-- Start of Data section --

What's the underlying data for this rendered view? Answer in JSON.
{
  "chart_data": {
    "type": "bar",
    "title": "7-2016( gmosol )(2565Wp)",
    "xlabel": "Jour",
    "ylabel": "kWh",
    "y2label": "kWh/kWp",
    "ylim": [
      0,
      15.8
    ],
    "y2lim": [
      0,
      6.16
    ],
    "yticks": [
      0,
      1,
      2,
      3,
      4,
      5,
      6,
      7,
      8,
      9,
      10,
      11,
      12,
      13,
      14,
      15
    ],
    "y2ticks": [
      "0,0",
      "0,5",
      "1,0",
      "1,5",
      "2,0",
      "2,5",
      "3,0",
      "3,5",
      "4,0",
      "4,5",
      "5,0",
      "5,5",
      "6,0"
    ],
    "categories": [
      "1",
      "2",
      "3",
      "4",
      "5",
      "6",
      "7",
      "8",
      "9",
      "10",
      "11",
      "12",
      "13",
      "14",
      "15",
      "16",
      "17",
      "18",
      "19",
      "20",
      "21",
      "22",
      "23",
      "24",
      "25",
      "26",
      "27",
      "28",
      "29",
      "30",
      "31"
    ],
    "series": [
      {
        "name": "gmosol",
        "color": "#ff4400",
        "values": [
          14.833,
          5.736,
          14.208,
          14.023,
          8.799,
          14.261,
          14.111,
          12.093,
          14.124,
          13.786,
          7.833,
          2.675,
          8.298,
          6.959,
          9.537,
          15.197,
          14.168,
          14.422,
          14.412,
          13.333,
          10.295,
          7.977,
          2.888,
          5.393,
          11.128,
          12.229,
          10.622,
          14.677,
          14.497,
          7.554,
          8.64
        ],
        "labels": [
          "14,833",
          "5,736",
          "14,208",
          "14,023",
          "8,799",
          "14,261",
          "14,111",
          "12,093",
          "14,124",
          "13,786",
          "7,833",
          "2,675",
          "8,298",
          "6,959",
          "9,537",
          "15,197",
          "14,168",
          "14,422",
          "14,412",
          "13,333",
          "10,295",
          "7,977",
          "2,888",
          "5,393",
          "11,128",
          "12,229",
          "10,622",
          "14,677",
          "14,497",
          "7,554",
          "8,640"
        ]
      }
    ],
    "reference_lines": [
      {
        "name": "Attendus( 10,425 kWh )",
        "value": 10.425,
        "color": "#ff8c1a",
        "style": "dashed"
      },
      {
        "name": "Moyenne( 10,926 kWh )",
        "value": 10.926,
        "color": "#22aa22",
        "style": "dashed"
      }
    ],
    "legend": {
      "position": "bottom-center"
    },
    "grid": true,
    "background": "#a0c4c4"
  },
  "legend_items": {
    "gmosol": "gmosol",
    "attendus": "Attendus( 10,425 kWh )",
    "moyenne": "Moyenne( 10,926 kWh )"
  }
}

-- End of Data section --

Task directions:
Copy all lines above containing the string "Moyenne".

Solution:
        "name": "Moyenne( 10,926 kWh )",
    "moyenne": "Moyenne( 10,926 kWh )"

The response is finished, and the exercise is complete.